Given exercise ▸
Where a line below holds the string "children", copy that line.

(Stored records)

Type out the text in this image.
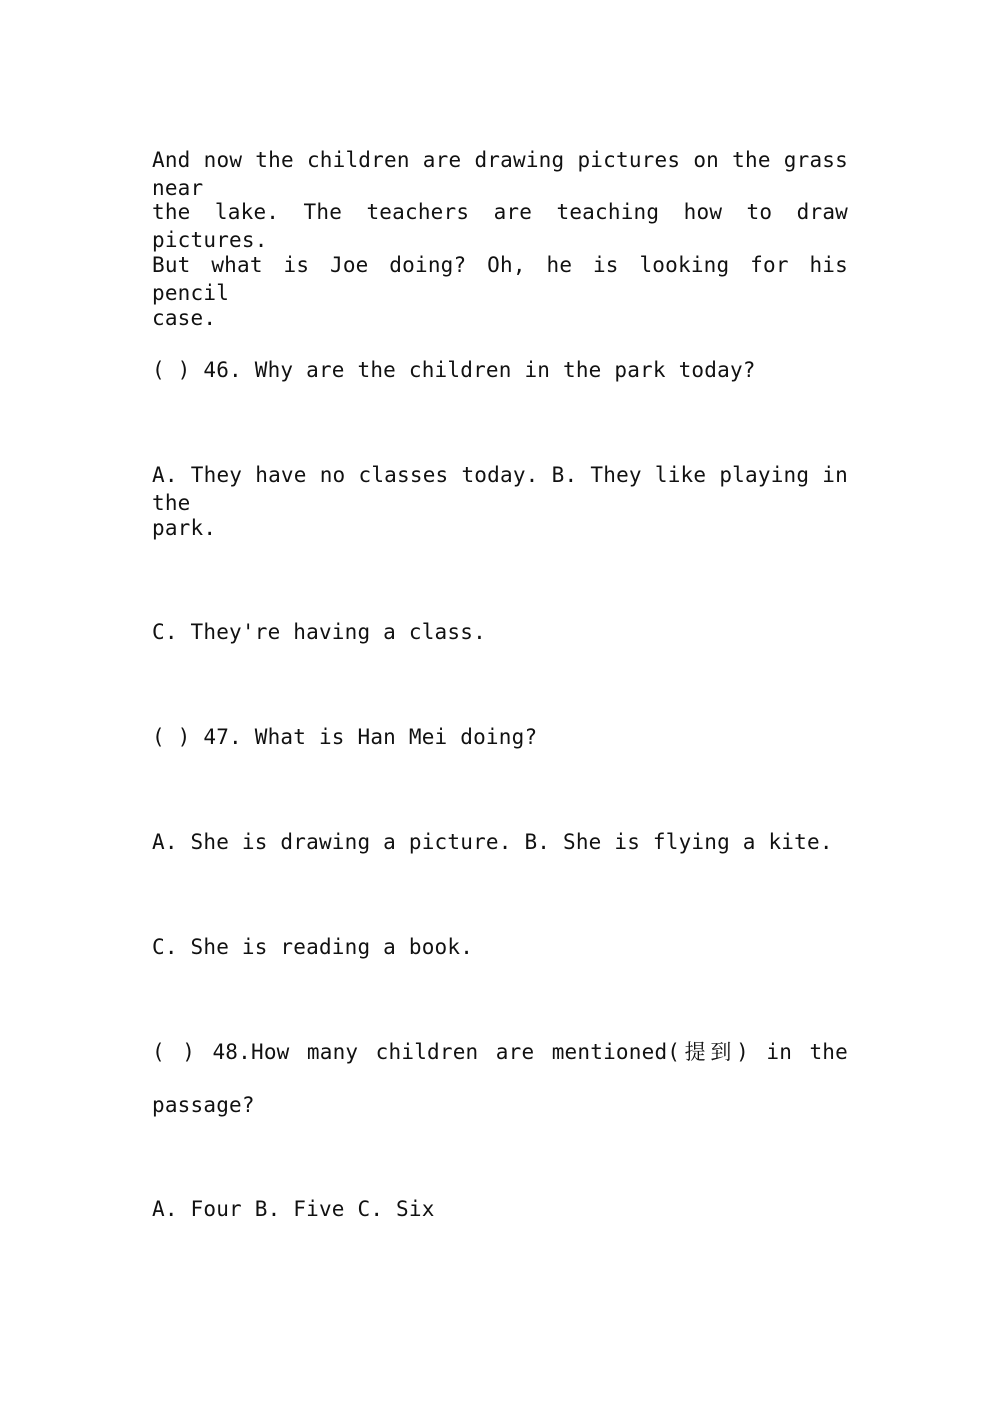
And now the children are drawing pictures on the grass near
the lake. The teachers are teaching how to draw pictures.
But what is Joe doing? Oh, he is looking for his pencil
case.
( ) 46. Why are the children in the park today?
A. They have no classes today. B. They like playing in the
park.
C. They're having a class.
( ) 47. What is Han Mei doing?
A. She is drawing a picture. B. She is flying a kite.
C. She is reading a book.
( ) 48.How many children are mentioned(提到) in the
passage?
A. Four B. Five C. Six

Task solution ▸
And now the children are drawing pictures on the grass near
( ) 46. Why are the children in the park today?
( ) 48.How many children are mentioned(提到) in the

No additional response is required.